» **What you are asked to do**
Leave out the pictures and reproduce all of the data exactly.

» **Data section**

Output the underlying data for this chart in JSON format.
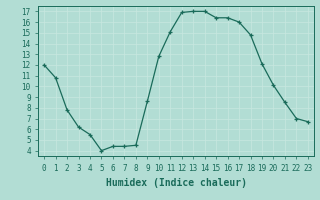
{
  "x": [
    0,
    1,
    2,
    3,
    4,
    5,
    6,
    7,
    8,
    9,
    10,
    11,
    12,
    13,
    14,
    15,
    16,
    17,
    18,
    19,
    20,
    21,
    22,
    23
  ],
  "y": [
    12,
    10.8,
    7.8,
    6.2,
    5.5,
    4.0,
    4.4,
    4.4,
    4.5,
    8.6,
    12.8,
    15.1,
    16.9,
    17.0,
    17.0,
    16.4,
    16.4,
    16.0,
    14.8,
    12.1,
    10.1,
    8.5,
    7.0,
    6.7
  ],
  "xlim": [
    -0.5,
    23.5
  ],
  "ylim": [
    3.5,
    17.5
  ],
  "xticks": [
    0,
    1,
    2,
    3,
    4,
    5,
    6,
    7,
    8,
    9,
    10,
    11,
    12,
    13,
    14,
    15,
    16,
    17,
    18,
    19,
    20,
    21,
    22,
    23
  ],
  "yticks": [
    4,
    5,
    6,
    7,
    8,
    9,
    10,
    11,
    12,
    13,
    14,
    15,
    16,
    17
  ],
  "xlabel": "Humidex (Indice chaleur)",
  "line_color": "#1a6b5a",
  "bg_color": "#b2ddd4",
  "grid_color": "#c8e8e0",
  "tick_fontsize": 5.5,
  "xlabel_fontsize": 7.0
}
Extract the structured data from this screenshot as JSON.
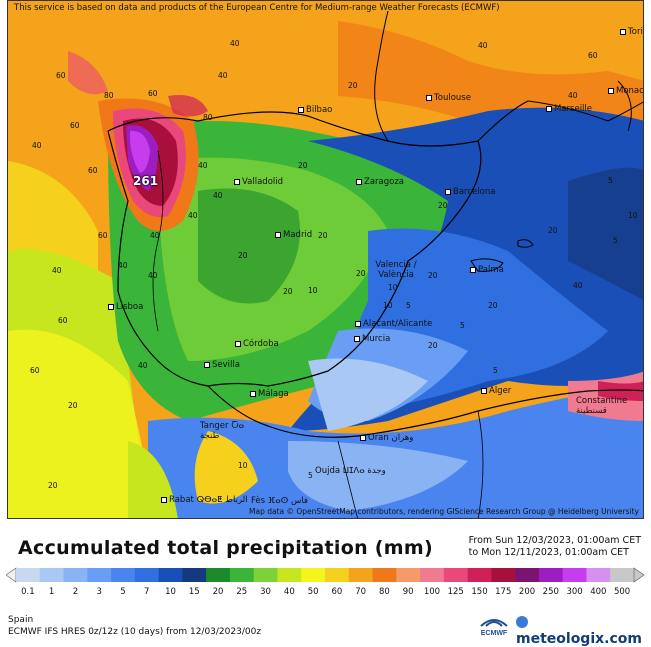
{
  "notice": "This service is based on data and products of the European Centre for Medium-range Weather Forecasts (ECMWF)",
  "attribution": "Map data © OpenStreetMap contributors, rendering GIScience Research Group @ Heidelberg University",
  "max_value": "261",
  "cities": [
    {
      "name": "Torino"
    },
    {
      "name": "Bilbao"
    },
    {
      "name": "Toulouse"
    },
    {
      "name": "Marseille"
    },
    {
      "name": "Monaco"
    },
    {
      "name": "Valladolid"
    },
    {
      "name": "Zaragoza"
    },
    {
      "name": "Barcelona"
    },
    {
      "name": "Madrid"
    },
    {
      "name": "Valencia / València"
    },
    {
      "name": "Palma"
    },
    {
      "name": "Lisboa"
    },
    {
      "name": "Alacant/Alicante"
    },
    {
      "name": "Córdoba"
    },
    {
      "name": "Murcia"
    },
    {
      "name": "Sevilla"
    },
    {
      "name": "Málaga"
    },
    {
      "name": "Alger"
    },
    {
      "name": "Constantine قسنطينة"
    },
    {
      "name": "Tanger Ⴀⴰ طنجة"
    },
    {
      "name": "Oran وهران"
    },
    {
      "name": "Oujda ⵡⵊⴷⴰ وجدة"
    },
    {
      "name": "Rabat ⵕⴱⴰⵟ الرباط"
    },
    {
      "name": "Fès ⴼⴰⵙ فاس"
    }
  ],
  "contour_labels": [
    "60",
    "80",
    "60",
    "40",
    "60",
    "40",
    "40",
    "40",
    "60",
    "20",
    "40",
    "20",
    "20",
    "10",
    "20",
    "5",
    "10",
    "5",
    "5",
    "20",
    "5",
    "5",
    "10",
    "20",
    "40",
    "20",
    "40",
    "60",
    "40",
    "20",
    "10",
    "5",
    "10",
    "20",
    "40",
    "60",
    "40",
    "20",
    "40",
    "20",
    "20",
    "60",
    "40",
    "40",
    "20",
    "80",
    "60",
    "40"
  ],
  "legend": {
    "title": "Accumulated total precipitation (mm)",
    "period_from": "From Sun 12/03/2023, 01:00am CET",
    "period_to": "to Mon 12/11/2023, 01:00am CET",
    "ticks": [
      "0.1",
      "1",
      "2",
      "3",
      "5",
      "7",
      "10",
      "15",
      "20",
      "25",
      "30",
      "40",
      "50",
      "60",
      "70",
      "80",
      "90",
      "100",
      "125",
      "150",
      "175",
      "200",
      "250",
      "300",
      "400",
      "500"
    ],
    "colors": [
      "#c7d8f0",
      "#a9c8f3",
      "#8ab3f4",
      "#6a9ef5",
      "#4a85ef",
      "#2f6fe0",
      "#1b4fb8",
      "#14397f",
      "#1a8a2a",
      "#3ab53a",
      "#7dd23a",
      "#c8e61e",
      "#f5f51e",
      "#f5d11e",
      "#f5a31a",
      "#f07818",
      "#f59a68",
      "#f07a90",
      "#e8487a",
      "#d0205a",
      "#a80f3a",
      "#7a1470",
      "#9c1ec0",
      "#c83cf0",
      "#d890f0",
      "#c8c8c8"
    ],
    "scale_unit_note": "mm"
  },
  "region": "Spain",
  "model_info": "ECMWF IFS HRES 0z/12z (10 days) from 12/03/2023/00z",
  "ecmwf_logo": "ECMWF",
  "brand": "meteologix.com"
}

» **Output of the exercise**
Output the underlying data for this chart in JSON format.
{
  "x": [
    0,
    1,
    2,
    3,
    4,
    5,
    6,
    7,
    8,
    9,
    10,
    11,
    12,
    13,
    14,
    15,
    16,
    17,
    18,
    19,
    20,
    21,
    22,
    23
  ],
  "y": [
    12,
    10.8,
    7.8,
    6.2,
    5.5,
    4.0,
    4.4,
    4.4,
    4.5,
    8.6,
    12.8,
    15.1,
    16.9,
    17.0,
    17.0,
    16.4,
    16.4,
    16.0,
    14.8,
    12.1,
    10.1,
    8.5,
    7.0,
    6.7
  ],
  "xlim": [
    -0.5,
    23.5
  ],
  "ylim": [
    3.5,
    17.5
  ],
  "xticks": [
    0,
    1,
    2,
    3,
    4,
    5,
    6,
    7,
    8,
    9,
    10,
    11,
    12,
    13,
    14,
    15,
    16,
    17,
    18,
    19,
    20,
    21,
    22,
    23
  ],
  "yticks": [
    4,
    5,
    6,
    7,
    8,
    9,
    10,
    11,
    12,
    13,
    14,
    15,
    16,
    17
  ],
  "xlabel": "Humidex (Indice chaleur)",
  "line_color": "#1a6b5a",
  "bg_color": "#b2ddd4",
  "grid_color": "#c8e8e0",
  "tick_fontsize": 5.5,
  "xlabel_fontsize": 7.0
}
Extract the structured data from this screenshot as JSON.
{
  "notice": "This service is based on data and products of the European Centre for Medium-range Weather Forecasts (ECMWF)",
  "attribution": "Map data © OpenStreetMap contributors, rendering GIScience Research Group @ Heidelberg University",
  "max_value": "261",
  "cities": [
    {
      "name": "Torino"
    },
    {
      "name": "Bilbao"
    },
    {
      "name": "Toulouse"
    },
    {
      "name": "Marseille"
    },
    {
      "name": "Monaco"
    },
    {
      "name": "Valladolid"
    },
    {
      "name": "Zaragoza"
    },
    {
      "name": "Barcelona"
    },
    {
      "name": "Madrid"
    },
    {
      "name": "Valencia / València"
    },
    {
      "name": "Palma"
    },
    {
      "name": "Lisboa"
    },
    {
      "name": "Alacant/Alicante"
    },
    {
      "name": "Córdoba"
    },
    {
      "name": "Murcia"
    },
    {
      "name": "Sevilla"
    },
    {
      "name": "Málaga"
    },
    {
      "name": "Alger"
    },
    {
      "name": "Constantine قسنطينة"
    },
    {
      "name": "Tanger Ⴀⴰ طنجة"
    },
    {
      "name": "Oran وهران"
    },
    {
      "name": "Oujda ⵡⵊⴷⴰ وجدة"
    },
    {
      "name": "Rabat ⵕⴱⴰⵟ الرباط"
    },
    {
      "name": "Fès ⴼⴰⵙ فاس"
    }
  ],
  "contour_labels": [
    "60",
    "80",
    "60",
    "40",
    "60",
    "40",
    "40",
    "40",
    "60",
    "20",
    "40",
    "20",
    "20",
    "10",
    "20",
    "5",
    "10",
    "5",
    "5",
    "20",
    "5",
    "5",
    "10",
    "20",
    "40",
    "20",
    "40",
    "60",
    "40",
    "20",
    "10",
    "5",
    "10",
    "20",
    "40",
    "60",
    "40",
    "20",
    "40",
    "20",
    "20",
    "60",
    "40",
    "40",
    "20",
    "80",
    "60",
    "40"
  ],
  "legend": {
    "title": "Accumulated total precipitation (mm)",
    "period_from": "From Sun 12/03/2023, 01:00am CET",
    "period_to": "to Mon 12/11/2023, 01:00am CET",
    "ticks": [
      "0.1",
      "1",
      "2",
      "3",
      "5",
      "7",
      "10",
      "15",
      "20",
      "25",
      "30",
      "40",
      "50",
      "60",
      "70",
      "80",
      "90",
      "100",
      "125",
      "150",
      "175",
      "200",
      "250",
      "300",
      "400",
      "500"
    ],
    "colors": [
      "#c7d8f0",
      "#a9c8f3",
      "#8ab3f4",
      "#6a9ef5",
      "#4a85ef",
      "#2f6fe0",
      "#1b4fb8",
      "#14397f",
      "#1a8a2a",
      "#3ab53a",
      "#7dd23a",
      "#c8e61e",
      "#f5f51e",
      "#f5d11e",
      "#f5a31a",
      "#f07818",
      "#f59a68",
      "#f07a90",
      "#e8487a",
      "#d0205a",
      "#a80f3a",
      "#7a1470",
      "#9c1ec0",
      "#c83cf0",
      "#d890f0",
      "#c8c8c8"
    ],
    "scale_unit_note": "mm"
  },
  "region": "Spain",
  "model_info": "ECMWF IFS HRES 0z/12z (10 days) from 12/03/2023/00z",
  "ecmwf_logo": "ECMWF",
  "brand": "meteologix.com"
}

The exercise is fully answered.